Restate, word for word, all of the material shown below.

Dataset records
— Start —

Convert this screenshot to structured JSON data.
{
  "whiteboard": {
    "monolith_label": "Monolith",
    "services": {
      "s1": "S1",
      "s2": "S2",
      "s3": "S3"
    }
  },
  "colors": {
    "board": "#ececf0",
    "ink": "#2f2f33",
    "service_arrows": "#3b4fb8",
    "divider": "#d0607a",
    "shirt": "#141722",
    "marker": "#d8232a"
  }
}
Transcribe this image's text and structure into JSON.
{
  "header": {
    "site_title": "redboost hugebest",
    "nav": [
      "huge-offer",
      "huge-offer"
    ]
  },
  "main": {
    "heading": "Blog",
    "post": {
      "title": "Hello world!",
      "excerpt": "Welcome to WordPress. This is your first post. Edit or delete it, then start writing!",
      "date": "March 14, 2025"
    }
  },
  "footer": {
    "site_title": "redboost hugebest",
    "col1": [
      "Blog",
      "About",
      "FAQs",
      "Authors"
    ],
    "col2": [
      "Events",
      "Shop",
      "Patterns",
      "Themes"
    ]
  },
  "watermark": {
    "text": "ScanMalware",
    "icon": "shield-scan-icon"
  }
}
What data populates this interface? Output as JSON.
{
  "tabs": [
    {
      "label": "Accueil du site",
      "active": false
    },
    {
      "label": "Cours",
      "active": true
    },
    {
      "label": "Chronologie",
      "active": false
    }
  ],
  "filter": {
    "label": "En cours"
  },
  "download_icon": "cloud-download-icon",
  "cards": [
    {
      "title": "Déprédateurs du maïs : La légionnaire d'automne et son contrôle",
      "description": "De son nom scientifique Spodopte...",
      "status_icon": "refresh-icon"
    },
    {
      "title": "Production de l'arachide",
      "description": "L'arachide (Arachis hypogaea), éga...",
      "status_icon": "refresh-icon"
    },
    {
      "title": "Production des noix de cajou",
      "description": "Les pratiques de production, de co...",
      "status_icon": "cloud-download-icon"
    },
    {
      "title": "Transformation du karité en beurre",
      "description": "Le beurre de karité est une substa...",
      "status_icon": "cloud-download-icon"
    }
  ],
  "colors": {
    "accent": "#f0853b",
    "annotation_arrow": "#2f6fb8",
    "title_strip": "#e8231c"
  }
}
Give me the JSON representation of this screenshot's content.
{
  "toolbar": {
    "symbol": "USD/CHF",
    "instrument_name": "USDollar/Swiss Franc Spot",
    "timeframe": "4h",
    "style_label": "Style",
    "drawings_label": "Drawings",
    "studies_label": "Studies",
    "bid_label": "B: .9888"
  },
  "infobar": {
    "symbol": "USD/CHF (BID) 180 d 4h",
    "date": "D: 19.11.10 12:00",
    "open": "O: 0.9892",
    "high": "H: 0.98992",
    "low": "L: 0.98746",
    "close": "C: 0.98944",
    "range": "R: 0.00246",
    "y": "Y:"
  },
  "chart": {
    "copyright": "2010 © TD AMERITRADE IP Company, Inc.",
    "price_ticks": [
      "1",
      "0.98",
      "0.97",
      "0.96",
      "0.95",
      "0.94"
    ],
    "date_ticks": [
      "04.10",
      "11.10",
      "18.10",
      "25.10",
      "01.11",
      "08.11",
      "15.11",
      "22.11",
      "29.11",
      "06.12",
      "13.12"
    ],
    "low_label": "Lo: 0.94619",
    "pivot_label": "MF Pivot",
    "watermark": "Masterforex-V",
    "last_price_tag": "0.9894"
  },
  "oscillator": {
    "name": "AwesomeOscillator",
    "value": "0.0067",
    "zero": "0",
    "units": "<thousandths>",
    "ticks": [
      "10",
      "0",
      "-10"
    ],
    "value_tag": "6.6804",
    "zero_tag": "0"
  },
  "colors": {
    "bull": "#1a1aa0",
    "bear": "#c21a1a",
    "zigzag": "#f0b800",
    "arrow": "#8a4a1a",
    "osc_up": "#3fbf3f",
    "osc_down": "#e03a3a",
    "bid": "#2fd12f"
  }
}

— End —

Response to this task =>
Convert this screenshot to structured JSON data.
{
  "whiteboard": {
    "monolith_label": "Monolith",
    "services": {
      "s1": "S1",
      "s2": "S2",
      "s3": "S3"
    }
  },
  "colors": {
    "board": "#ececf0",
    "ink": "#2f2f33",
    "service_arrows": "#3b4fb8",
    "divider": "#d0607a",
    "shirt": "#141722",
    "marker": "#d8232a"
  }
}
Transcribe this image's text and structure into JSON.
{
  "header": {
    "site_title": "redboost hugebest",
    "nav": [
      "huge-offer",
      "huge-offer"
    ]
  },
  "main": {
    "heading": "Blog",
    "post": {
      "title": "Hello world!",
      "excerpt": "Welcome to WordPress. This is your first post. Edit or delete it, then start writing!",
      "date": "March 14, 2025"
    }
  },
  "footer": {
    "site_title": "redboost hugebest",
    "col1": [
      "Blog",
      "About",
      "FAQs",
      "Authors"
    ],
    "col2": [
      "Events",
      "Shop",
      "Patterns",
      "Themes"
    ]
  },
  "watermark": {
    "text": "ScanMalware",
    "icon": "shield-scan-icon"
  }
}
What data populates this interface? Output as JSON.
{
  "tabs": [
    {
      "label": "Accueil du site",
      "active": false
    },
    {
      "label": "Cours",
      "active": true
    },
    {
      "label": "Chronologie",
      "active": false
    }
  ],
  "filter": {
    "label": "En cours"
  },
  "download_icon": "cloud-download-icon",
  "cards": [
    {
      "title": "Déprédateurs du maïs : La légionnaire d'automne et son contrôle",
      "description": "De son nom scientifique Spodopte...",
      "status_icon": "refresh-icon"
    },
    {
      "title": "Production de l'arachide",
      "description": "L'arachide (Arachis hypogaea), éga...",
      "status_icon": "refresh-icon"
    },
    {
      "title": "Production des noix de cajou",
      "description": "Les pratiques de production, de co...",
      "status_icon": "cloud-download-icon"
    },
    {
      "title": "Transformation du karité en beurre",
      "description": "Le beurre de karité est une substa...",
      "status_icon": "cloud-download-icon"
    }
  ],
  "colors": {
    "accent": "#f0853b",
    "annotation_arrow": "#2f6fb8",
    "title_strip": "#e8231c"
  }
}
Give me the JSON representation of this screenshot's content.
{
  "toolbar": {
    "symbol": "USD/CHF",
    "instrument_name": "USDollar/Swiss Franc Spot",
    "timeframe": "4h",
    "style_label": "Style",
    "drawings_label": "Drawings",
    "studies_label": "Studies",
    "bid_label": "B: .9888"
  },
  "infobar": {
    "symbol": "USD/CHF (BID) 180 d 4h",
    "date": "D: 19.11.10 12:00",
    "open": "O: 0.9892",
    "high": "H: 0.98992",
    "low": "L: 0.98746",
    "close": "C: 0.98944",
    "range": "R: 0.00246",
    "y": "Y:"
  },
  "chart": {
    "copyright": "2010 © TD AMERITRADE IP Company, Inc.",
    "price_ticks": [
      "1",
      "0.98",
      "0.97",
      "0.96",
      "0.95",
      "0.94"
    ],
    "date_ticks": [
      "04.10",
      "11.10",
      "18.10",
      "25.10",
      "01.11",
      "08.11",
      "15.11",
      "22.11",
      "29.11",
      "06.12",
      "13.12"
    ],
    "low_label": "Lo: 0.94619",
    "pivot_label": "MF Pivot",
    "watermark": "Masterforex-V",
    "last_price_tag": "0.9894"
  },
  "oscillator": {
    "name": "AwesomeOscillator",
    "value": "0.0067",
    "zero": "0",
    "units": "<thousandths>",
    "ticks": [
      "10",
      "0",
      "-10"
    ],
    "value_tag": "6.6804",
    "zero_tag": "0"
  },
  "colors": {
    "bull": "#1a1aa0",
    "bear": "#c21a1a",
    "zigzag": "#f0b800",
    "arrow": "#8a4a1a",
    "osc_up": "#3fbf3f",
    "osc_down": "#e03a3a",
    "bid": "#2fd12f"
  }
}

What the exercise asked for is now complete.